What needs to be done >> Write out each line of the records that has "minns" in it.

Listed records >>

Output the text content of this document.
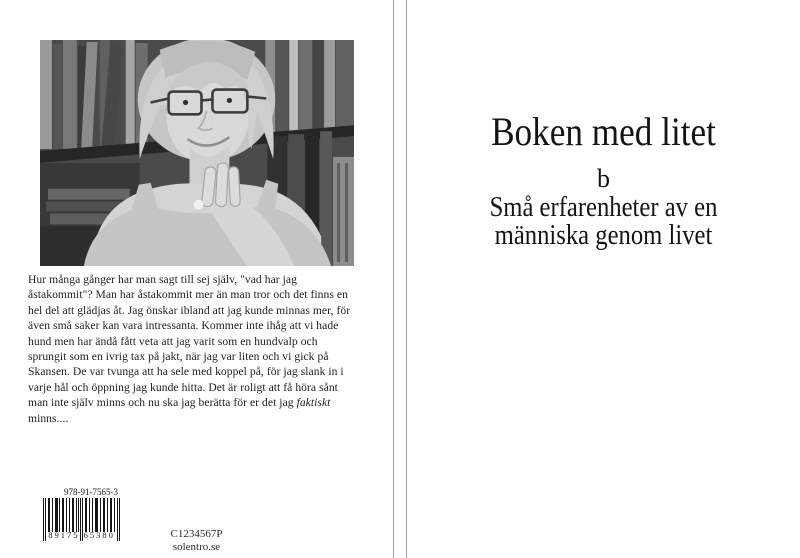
Hur många gånger har man sagt till sej själv, "vad har jag
åstakommit"? Man har åstakommit mer än man tror och det finns en
hel del att glädjas åt. Jag önskar ibland att jag kunde minnas mer, för
även små saker kan vara intressanta. Kommer inte ihåg att vi hade
hund men har ändå fått veta att jag varit som en hundvalp och
sprungit som en ivrig tax på jakt, när jag var liten och vi gick på
Skansen. De var tvunga att ha sele med koppel på, för jag slank in i
varje hål och öppning jag kunde hitta. Det är roligt att få höra sånt
man inte själv minns och nu ska jag berätta för er det jag faktiskt
minns....
978-91-7565-3
89175 65380	C1234567P
solentro.se
Boken med litet
b
Små erfarenheter av en
människa genom livet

Result for this exercise >>
man inte själv minns och nu ska jag berätta för er det jag faktiskt
minns....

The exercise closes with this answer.